* **WRITTEN REQUEST**: Extract each line of the records below that contains the word "JSON".
◆ ◆ ◆
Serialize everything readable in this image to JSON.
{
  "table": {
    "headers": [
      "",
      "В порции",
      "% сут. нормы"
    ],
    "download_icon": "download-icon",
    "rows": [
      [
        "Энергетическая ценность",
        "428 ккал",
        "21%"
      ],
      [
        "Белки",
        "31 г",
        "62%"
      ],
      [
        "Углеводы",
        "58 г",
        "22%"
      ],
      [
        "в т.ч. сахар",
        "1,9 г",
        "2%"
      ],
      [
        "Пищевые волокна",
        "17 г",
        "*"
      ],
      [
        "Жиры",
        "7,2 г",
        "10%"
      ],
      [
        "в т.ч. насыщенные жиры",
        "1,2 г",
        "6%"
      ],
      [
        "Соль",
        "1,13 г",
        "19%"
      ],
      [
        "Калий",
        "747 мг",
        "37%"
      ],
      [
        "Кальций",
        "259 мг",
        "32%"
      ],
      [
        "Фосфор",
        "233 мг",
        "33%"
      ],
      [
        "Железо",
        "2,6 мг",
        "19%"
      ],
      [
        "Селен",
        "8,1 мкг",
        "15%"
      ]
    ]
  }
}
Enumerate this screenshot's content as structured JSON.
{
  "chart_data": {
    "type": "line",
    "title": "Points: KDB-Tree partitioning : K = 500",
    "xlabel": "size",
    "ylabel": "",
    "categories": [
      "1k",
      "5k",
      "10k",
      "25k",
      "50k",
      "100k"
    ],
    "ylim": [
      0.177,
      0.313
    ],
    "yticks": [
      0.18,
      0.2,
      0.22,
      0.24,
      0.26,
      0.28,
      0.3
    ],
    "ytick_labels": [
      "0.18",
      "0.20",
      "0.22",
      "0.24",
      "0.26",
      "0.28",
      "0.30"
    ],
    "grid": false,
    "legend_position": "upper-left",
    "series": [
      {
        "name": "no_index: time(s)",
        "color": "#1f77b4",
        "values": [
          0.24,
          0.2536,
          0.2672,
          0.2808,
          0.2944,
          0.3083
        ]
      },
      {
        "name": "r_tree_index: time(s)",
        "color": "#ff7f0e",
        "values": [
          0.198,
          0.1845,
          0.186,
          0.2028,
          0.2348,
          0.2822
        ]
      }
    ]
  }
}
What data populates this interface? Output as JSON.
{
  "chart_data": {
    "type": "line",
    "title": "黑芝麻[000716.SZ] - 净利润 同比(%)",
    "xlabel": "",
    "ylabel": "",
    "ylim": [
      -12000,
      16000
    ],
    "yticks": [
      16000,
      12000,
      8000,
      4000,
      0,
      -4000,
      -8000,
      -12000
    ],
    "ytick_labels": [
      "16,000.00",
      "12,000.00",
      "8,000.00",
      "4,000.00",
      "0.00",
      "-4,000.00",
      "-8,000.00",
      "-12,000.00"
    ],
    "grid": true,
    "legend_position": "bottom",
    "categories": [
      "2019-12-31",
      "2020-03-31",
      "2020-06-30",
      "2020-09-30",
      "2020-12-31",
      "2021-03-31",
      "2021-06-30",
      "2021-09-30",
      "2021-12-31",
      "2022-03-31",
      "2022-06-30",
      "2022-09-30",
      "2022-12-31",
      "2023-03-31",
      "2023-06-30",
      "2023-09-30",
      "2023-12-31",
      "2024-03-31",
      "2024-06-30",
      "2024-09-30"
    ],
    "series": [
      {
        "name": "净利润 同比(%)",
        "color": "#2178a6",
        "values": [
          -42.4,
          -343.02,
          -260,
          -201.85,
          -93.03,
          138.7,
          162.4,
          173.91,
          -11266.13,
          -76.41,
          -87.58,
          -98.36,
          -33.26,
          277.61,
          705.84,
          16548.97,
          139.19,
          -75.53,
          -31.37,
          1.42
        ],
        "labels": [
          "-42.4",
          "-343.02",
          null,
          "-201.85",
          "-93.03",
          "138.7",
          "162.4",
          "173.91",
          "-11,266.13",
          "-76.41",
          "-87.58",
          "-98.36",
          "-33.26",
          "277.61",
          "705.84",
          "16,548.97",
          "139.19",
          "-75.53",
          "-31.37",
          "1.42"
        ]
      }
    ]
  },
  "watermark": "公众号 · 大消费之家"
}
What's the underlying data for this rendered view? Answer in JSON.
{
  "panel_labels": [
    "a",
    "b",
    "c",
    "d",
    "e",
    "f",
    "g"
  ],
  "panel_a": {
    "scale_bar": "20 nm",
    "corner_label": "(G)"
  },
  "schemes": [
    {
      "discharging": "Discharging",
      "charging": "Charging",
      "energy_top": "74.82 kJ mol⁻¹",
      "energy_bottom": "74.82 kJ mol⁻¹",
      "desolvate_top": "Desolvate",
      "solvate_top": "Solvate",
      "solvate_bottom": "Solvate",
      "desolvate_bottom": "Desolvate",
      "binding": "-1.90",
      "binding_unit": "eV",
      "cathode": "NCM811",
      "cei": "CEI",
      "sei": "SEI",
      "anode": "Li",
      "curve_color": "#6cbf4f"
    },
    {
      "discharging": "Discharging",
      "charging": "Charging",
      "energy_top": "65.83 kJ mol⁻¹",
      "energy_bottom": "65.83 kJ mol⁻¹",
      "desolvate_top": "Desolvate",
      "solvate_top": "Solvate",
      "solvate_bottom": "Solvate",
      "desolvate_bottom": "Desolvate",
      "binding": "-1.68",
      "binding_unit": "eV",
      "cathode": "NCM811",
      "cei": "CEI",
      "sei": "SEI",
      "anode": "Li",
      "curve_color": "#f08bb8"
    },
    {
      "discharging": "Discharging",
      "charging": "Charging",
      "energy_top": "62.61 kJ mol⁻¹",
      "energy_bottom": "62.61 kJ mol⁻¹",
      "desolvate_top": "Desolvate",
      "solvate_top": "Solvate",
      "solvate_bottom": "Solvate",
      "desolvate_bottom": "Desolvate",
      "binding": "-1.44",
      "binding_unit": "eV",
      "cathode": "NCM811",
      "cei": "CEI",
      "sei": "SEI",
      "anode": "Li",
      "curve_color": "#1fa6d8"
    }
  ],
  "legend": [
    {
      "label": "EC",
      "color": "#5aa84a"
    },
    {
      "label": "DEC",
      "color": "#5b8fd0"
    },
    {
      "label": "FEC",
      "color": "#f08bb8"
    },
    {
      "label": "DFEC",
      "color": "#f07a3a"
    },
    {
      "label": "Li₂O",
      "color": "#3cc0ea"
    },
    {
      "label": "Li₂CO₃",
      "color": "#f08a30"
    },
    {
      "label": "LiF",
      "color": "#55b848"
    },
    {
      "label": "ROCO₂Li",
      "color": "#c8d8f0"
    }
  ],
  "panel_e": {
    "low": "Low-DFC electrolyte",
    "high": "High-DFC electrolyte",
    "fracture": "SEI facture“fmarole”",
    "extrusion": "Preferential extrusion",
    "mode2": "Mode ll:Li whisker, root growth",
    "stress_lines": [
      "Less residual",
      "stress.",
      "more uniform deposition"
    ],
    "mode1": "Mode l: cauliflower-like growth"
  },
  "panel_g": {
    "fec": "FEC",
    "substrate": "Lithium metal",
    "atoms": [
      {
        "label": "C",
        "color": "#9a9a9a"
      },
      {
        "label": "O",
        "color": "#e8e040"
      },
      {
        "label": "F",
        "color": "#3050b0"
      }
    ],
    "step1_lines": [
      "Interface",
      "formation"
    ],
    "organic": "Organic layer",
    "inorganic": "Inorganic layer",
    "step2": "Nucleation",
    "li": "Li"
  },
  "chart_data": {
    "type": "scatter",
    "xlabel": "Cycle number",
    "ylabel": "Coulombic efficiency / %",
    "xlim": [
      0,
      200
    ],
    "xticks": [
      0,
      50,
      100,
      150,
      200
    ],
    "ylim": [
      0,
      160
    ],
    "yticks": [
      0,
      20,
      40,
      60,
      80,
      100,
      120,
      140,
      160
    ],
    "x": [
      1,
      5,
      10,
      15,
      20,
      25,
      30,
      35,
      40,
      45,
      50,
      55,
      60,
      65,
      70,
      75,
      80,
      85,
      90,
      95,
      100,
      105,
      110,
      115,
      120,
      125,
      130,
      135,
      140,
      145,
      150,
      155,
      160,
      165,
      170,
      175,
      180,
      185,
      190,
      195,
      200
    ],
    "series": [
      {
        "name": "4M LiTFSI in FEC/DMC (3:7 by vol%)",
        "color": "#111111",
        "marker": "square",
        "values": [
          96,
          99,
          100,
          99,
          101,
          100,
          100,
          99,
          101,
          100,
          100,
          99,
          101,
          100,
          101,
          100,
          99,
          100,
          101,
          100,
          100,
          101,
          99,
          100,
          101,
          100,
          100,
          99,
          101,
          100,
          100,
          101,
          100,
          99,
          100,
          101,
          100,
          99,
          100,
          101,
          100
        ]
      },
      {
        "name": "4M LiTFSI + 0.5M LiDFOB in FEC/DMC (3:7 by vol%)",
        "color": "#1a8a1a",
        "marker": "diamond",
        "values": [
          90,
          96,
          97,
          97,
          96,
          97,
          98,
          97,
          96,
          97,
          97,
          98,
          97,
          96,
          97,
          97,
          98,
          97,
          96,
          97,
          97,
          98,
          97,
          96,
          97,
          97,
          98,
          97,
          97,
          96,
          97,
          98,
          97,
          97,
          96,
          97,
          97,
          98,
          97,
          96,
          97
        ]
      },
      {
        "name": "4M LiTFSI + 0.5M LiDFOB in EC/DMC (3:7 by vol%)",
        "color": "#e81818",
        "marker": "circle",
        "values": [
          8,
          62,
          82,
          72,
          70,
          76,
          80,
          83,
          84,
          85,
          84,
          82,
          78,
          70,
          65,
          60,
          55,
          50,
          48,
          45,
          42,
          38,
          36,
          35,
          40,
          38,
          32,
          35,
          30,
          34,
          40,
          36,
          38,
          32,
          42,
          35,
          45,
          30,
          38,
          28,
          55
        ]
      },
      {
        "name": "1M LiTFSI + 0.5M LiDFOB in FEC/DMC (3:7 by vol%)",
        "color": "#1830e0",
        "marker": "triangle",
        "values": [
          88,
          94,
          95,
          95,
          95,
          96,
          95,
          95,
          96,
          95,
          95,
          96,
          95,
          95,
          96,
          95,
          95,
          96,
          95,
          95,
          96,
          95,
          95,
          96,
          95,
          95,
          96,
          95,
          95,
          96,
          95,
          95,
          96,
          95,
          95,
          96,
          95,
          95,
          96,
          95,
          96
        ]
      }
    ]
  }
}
◆ ◆ ◆
* **EXPECTED ANSWER**:
Serialize everything readable in this image to JSON.
Enumerate this screenshot's content as structured JSON.
What data populates this interface? Output as JSON.
What's the underlying data for this rendered view? Answer in JSON.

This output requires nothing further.